Task to complete: Every line below must be reproduced exactly. Copy them all.
═══ Stored data
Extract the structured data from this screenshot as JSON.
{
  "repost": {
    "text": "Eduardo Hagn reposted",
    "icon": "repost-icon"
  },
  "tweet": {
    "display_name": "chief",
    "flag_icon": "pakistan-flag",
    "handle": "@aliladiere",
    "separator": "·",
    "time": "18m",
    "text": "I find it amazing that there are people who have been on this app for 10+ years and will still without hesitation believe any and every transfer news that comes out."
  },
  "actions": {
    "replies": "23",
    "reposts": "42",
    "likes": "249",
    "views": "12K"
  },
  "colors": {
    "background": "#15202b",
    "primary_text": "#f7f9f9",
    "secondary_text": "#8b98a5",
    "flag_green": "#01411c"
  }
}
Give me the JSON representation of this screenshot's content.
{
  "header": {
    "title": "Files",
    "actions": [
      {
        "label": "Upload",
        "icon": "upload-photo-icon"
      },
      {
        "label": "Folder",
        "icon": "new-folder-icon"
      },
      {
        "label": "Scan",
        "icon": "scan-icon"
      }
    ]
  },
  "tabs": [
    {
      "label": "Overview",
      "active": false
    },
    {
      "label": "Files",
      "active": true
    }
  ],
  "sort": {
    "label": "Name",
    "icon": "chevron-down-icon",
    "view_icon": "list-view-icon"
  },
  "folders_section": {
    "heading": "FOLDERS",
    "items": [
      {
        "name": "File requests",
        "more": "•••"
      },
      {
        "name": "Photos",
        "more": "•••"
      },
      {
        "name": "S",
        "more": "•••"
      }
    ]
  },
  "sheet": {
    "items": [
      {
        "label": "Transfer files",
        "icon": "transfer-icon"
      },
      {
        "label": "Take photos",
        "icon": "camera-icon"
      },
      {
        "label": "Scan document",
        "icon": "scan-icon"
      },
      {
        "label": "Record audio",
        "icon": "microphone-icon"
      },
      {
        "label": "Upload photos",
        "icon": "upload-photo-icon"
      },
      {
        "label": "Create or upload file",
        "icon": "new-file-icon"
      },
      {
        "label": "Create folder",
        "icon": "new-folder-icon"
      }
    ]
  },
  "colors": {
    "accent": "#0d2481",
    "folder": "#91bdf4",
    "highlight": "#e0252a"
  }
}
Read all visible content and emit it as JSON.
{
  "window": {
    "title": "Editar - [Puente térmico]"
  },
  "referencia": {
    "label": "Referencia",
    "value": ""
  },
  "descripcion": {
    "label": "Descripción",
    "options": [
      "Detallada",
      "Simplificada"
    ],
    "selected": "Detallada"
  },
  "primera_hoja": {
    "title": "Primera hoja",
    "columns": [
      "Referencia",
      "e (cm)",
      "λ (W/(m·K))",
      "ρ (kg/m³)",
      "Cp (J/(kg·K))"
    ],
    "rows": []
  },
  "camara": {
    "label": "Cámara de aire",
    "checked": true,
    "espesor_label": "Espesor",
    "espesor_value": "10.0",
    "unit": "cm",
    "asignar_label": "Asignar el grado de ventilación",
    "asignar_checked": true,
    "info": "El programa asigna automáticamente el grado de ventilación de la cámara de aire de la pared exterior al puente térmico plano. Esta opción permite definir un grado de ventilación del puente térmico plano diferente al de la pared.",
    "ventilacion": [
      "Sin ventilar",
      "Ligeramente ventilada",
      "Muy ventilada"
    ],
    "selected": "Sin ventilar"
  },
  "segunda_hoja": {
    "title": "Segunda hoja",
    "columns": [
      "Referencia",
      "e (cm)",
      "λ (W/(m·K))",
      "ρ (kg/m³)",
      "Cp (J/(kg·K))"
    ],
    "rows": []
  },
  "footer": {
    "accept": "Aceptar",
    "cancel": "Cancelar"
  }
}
══════
Written answer:
Extract the structured data from this screenshot as JSON.
{
  "repost": {
    "text": "Eduardo Hagn reposted",
    "icon": "repost-icon"
  },
  "tweet": {
    "display_name": "chief",
    "flag_icon": "pakistan-flag",
    "handle": "@aliladiere",
    "separator": "·",
    "time": "18m",
    "text": "I find it amazing that there are people who have been on this app for 10+ years and will still without hesitation believe any and every transfer news that comes out."
  },
  "actions": {
    "replies": "23",
    "reposts": "42",
    "likes": "249",
    "views": "12K"
  },
  "colors": {
    "background": "#15202b",
    "primary_text": "#f7f9f9",
    "secondary_text": "#8b98a5",
    "flag_green": "#01411c"
  }
}
Give me the JSON representation of this screenshot's content.
{
  "header": {
    "title": "Files",
    "actions": [
      {
        "label": "Upload",
        "icon": "upload-photo-icon"
      },
      {
        "label": "Folder",
        "icon": "new-folder-icon"
      },
      {
        "label": "Scan",
        "icon": "scan-icon"
      }
    ]
  },
  "tabs": [
    {
      "label": "Overview",
      "active": false
    },
    {
      "label": "Files",
      "active": true
    }
  ],
  "sort": {
    "label": "Name",
    "icon": "chevron-down-icon",
    "view_icon": "list-view-icon"
  },
  "folders_section": {
    "heading": "FOLDERS",
    "items": [
      {
        "name": "File requests",
        "more": "•••"
      },
      {
        "name": "Photos",
        "more": "•••"
      },
      {
        "name": "S",
        "more": "•••"
      }
    ]
  },
  "sheet": {
    "items": [
      {
        "label": "Transfer files",
        "icon": "transfer-icon"
      },
      {
        "label": "Take photos",
        "icon": "camera-icon"
      },
      {
        "label": "Scan document",
        "icon": "scan-icon"
      },
      {
        "label": "Record audio",
        "icon": "microphone-icon"
      },
      {
        "label": "Upload photos",
        "icon": "upload-photo-icon"
      },
      {
        "label": "Create or upload file",
        "icon": "new-file-icon"
      },
      {
        "label": "Create folder",
        "icon": "new-folder-icon"
      }
    ]
  },
  "colors": {
    "accent": "#0d2481",
    "folder": "#91bdf4",
    "highlight": "#e0252a"
  }
}
Read all visible content and emit it as JSON.
{
  "window": {
    "title": "Editar - [Puente térmico]"
  },
  "referencia": {
    "label": "Referencia",
    "value": ""
  },
  "descripcion": {
    "label": "Descripción",
    "options": [
      "Detallada",
      "Simplificada"
    ],
    "selected": "Detallada"
  },
  "primera_hoja": {
    "title": "Primera hoja",
    "columns": [
      "Referencia",
      "e (cm)",
      "λ (W/(m·K))",
      "ρ (kg/m³)",
      "Cp (J/(kg·K))"
    ],
    "rows": []
  },
  "camara": {
    "label": "Cámara de aire",
    "checked": true,
    "espesor_label": "Espesor",
    "espesor_value": "10.0",
    "unit": "cm",
    "asignar_label": "Asignar el grado de ventilación",
    "asignar_checked": true,
    "info": "El programa asigna automáticamente el grado de ventilación de la cámara de aire de la pared exterior al puente térmico plano. Esta opción permite definir un grado de ventilación del puente térmico plano diferente al de la pared.",
    "ventilacion": [
      "Sin ventilar",
      "Ligeramente ventilada",
      "Muy ventilada"
    ],
    "selected": "Sin ventilar"
  },
  "segunda_hoja": {
    "title": "Segunda hoja",
    "columns": [
      "Referencia",
      "e (cm)",
      "λ (W/(m·K))",
      "ρ (kg/m³)",
      "Cp (J/(kg·K))"
    ],
    "rows": []
  },
  "footer": {
    "accept": "Aceptar",
    "cancel": "Cancelar"
  }
}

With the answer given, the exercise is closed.